Each entry below is to be duplicated verbatim.

INPUT MATERIAL –
^^^^^^^^^^^^^^^^
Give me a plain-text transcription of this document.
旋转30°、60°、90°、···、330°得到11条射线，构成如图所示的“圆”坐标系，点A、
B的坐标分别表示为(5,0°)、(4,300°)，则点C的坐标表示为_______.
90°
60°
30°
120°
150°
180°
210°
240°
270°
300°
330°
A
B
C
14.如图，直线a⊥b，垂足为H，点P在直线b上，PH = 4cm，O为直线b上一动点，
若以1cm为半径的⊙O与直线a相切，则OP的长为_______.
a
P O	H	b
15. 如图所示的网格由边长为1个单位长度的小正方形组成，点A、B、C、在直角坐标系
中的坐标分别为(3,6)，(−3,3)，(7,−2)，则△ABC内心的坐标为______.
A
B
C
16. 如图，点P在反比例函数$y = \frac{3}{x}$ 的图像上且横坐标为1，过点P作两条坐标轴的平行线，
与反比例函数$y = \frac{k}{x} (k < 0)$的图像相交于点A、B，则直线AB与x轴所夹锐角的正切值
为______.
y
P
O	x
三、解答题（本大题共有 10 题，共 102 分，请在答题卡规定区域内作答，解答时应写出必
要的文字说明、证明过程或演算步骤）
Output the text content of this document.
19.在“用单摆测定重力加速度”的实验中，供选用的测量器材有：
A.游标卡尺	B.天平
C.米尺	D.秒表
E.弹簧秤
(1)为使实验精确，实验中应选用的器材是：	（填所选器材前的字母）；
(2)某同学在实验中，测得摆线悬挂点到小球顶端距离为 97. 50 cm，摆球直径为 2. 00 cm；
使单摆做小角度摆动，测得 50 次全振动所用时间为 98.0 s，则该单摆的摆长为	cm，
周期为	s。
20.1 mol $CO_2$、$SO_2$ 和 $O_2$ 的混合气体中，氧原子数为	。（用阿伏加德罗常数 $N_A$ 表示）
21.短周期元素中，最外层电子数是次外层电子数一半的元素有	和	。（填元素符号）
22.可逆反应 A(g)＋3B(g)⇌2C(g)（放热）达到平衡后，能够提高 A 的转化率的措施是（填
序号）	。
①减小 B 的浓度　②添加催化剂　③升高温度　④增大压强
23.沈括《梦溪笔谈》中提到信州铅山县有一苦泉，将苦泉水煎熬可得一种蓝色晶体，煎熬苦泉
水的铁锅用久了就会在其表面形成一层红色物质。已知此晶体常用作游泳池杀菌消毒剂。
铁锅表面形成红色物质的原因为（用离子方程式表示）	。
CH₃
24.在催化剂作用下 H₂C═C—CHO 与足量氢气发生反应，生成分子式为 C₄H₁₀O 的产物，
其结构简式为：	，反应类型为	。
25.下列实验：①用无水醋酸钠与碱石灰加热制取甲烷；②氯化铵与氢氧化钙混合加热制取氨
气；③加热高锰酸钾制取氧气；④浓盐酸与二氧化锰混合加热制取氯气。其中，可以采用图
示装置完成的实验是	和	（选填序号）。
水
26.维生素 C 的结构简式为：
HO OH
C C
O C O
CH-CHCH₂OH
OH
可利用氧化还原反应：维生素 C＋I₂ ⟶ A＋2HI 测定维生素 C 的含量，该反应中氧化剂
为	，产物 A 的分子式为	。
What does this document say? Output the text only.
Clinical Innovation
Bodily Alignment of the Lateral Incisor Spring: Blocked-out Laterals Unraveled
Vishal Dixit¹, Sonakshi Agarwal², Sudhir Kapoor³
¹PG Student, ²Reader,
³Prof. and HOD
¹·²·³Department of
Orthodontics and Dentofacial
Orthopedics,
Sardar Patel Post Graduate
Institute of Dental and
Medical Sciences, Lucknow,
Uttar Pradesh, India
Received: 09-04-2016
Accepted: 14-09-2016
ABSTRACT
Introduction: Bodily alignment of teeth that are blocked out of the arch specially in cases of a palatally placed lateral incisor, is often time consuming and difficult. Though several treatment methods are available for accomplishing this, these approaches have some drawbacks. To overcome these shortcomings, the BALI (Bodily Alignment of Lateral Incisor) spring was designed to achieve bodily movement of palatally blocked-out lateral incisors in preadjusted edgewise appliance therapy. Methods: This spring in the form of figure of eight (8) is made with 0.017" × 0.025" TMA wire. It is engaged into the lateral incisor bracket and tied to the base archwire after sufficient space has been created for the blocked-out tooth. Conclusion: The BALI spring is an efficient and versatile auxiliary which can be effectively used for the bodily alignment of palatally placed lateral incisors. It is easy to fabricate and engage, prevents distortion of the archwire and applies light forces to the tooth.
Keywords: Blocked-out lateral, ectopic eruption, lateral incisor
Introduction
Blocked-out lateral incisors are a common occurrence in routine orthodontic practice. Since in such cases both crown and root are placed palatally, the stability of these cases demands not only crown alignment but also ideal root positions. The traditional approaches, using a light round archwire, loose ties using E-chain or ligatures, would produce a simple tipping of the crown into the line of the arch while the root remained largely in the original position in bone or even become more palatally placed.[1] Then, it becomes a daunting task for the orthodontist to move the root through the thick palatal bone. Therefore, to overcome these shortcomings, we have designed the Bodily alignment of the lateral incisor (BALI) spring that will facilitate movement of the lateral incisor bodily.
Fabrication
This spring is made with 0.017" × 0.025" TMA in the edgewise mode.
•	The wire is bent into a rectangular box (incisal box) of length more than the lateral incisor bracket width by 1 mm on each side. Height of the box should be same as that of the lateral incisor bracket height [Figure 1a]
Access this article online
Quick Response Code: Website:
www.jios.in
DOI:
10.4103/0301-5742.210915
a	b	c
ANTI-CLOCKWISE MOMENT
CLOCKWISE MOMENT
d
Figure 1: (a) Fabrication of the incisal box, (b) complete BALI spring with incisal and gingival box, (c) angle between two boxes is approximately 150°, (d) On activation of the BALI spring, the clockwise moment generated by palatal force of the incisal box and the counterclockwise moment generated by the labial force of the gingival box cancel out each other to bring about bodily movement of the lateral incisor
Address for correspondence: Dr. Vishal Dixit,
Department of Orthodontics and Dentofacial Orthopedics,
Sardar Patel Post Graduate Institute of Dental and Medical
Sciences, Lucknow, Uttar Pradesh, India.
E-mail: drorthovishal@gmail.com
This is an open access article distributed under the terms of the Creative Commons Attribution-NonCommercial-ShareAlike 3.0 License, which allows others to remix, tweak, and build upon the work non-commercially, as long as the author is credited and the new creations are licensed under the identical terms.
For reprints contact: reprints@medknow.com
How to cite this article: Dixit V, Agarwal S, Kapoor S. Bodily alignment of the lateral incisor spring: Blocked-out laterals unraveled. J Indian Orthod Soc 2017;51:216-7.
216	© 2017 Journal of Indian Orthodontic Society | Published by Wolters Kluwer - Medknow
^^^^^^^^^^^^^^^^
THE SOLUTION –
Give me a plain-text transcription of this document.
旋转30°、60°、90°、···、330°得到11条射线，构成如图所示的“圆”坐标系，点A、
B的坐标分别表示为(5,0°)、(4,300°)，则点C的坐标表示为_______.
90°
60°
30°
120°
150°
180°
210°
240°
270°
300°
330°
A
B
C
14.如图，直线a⊥b，垂足为H，点P在直线b上，PH = 4cm，O为直线b上一动点，
若以1cm为半径的⊙O与直线a相切，则OP的长为_______.
a
P O	H	b
15. 如图所示的网格由边长为1个单位长度的小正方形组成，点A、B、C、在直角坐标系
中的坐标分别为(3,6)，(−3,3)，(7,−2)，则△ABC内心的坐标为______.
A
B
C
16. 如图，点P在反比例函数$y = \frac{3}{x}$ 的图像上且横坐标为1，过点P作两条坐标轴的平行线，
与反比例函数$y = \frac{k}{x} (k < 0)$的图像相交于点A、B，则直线AB与x轴所夹锐角的正切值
为______.
y
P
O	x
三、解答题（本大题共有 10 题，共 102 分，请在答题卡规定区域内作答，解答时应写出必
要的文字说明、证明过程或演算步骤）
Output the text content of this document.
19.在“用单摆测定重力加速度”的实验中，供选用的测量器材有：
A.游标卡尺	B.天平
C.米尺	D.秒表
E.弹簧秤
(1)为使实验精确，实验中应选用的器材是：	（填所选器材前的字母）；
(2)某同学在实验中，测得摆线悬挂点到小球顶端距离为 97. 50 cm，摆球直径为 2. 00 cm；
使单摆做小角度摆动，测得 50 次全振动所用时间为 98.0 s，则该单摆的摆长为	cm，
周期为	s。
20.1 mol $CO_2$、$SO_2$ 和 $O_2$ 的混合气体中，氧原子数为	。（用阿伏加德罗常数 $N_A$ 表示）
21.短周期元素中，最外层电子数是次外层电子数一半的元素有	和	。（填元素符号）
22.可逆反应 A(g)＋3B(g)⇌2C(g)（放热）达到平衡后，能够提高 A 的转化率的措施是（填
序号）	。
①减小 B 的浓度　②添加催化剂　③升高温度　④增大压强
23.沈括《梦溪笔谈》中提到信州铅山县有一苦泉，将苦泉水煎熬可得一种蓝色晶体，煎熬苦泉
水的铁锅用久了就会在其表面形成一层红色物质。已知此晶体常用作游泳池杀菌消毒剂。
铁锅表面形成红色物质的原因为（用离子方程式表示）	。
CH₃
24.在催化剂作用下 H₂C═C—CHO 与足量氢气发生反应，生成分子式为 C₄H₁₀O 的产物，
其结构简式为：	，反应类型为	。
25.下列实验：①用无水醋酸钠与碱石灰加热制取甲烷；②氯化铵与氢氧化钙混合加热制取氨
气；③加热高锰酸钾制取氧气；④浓盐酸与二氧化锰混合加热制取氯气。其中，可以采用图
示装置完成的实验是	和	（选填序号）。
水
26.维生素 C 的结构简式为：
HO OH
C C
O C O
CH-CHCH₂OH
OH
可利用氧化还原反应：维生素 C＋I₂ ⟶ A＋2HI 测定维生素 C 的含量，该反应中氧化剂
为	，产物 A 的分子式为	。
What does this document say? Output the text only.
Clinical Innovation
Bodily Alignment of the Lateral Incisor Spring: Blocked-out Laterals Unraveled
Vishal Dixit¹, Sonakshi Agarwal², Sudhir Kapoor³
¹PG Student, ²Reader,
³Prof. and HOD
¹·²·³Department of
Orthodontics and Dentofacial
Orthopedics,
Sardar Patel Post Graduate
Institute of Dental and
Medical Sciences, Lucknow,
Uttar Pradesh, India
Received: 09-04-2016
Accepted: 14-09-2016
ABSTRACT
Introduction: Bodily alignment of teeth that are blocked out of the arch specially in cases of a palatally placed lateral incisor, is often time consuming and difficult. Though several treatment methods are available for accomplishing this, these approaches have some drawbacks. To overcome these shortcomings, the BALI (Bodily Alignment of Lateral Incisor) spring was designed to achieve bodily movement of palatally blocked-out lateral incisors in preadjusted edgewise appliance therapy. Methods: This spring in the form of figure of eight (8) is made with 0.017" × 0.025" TMA wire. It is engaged into the lateral incisor bracket and tied to the base archwire after sufficient space has been created for the blocked-out tooth. Conclusion: The BALI spring is an efficient and versatile auxiliary which can be effectively used for the bodily alignment of palatally placed lateral incisors. It is easy to fabricate and engage, prevents distortion of the archwire and applies light forces to the tooth.
Keywords: Blocked-out lateral, ectopic eruption, lateral incisor
Introduction
Blocked-out lateral incisors are a common occurrence in routine orthodontic practice. Since in such cases both crown and root are placed palatally, the stability of these cases demands not only crown alignment but also ideal root positions. The traditional approaches, using a light round archwire, loose ties using E-chain or ligatures, would produce a simple tipping of the crown into the line of the arch while the root remained largely in the original position in bone or even become more palatally placed.[1] Then, it becomes a daunting task for the orthodontist to move the root through the thick palatal bone. Therefore, to overcome these shortcomings, we have designed the Bodily alignment of the lateral incisor (BALI) spring that will facilitate movement of the lateral incisor bodily.
Fabrication
This spring is made with 0.017" × 0.025" TMA in the edgewise mode.
•	The wire is bent into a rectangular box (incisal box) of length more than the lateral incisor bracket width by 1 mm on each side. Height of the box should be same as that of the lateral incisor bracket height [Figure 1a]
Access this article online
Quick Response Code: Website:
www.jios.in
DOI:
10.4103/0301-5742.210915
a	b	c
ANTI-CLOCKWISE MOMENT
CLOCKWISE MOMENT
d
Figure 1: (a) Fabrication of the incisal box, (b) complete BALI spring with incisal and gingival box, (c) angle between two boxes is approximately 150°, (d) On activation of the BALI spring, the clockwise moment generated by palatal force of the incisal box and the counterclockwise moment generated by the labial force of the gingival box cancel out each other to bring about bodily movement of the lateral incisor
Address for correspondence: Dr. Vishal Dixit,
Department of Orthodontics and Dentofacial Orthopedics,
Sardar Patel Post Graduate Institute of Dental and Medical
Sciences, Lucknow, Uttar Pradesh, India.
E-mail: drorthovishal@gmail.com
This is an open access article distributed under the terms of the Creative Commons Attribution-NonCommercial-ShareAlike 3.0 License, which allows others to remix, tweak, and build upon the work non-commercially, as long as the author is credited and the new creations are licensed under the identical terms.
For reprints contact: reprints@medknow.com
How to cite this article: Dixit V, Agarwal S, Kapoor S. Bodily alignment of the lateral incisor spring: Blocked-out laterals unraveled. J Indian Orthod Soc 2017;51:216-7.
216	© 2017 Journal of Indian Orthodontic Society | Published by Wolters Kluwer - Medknow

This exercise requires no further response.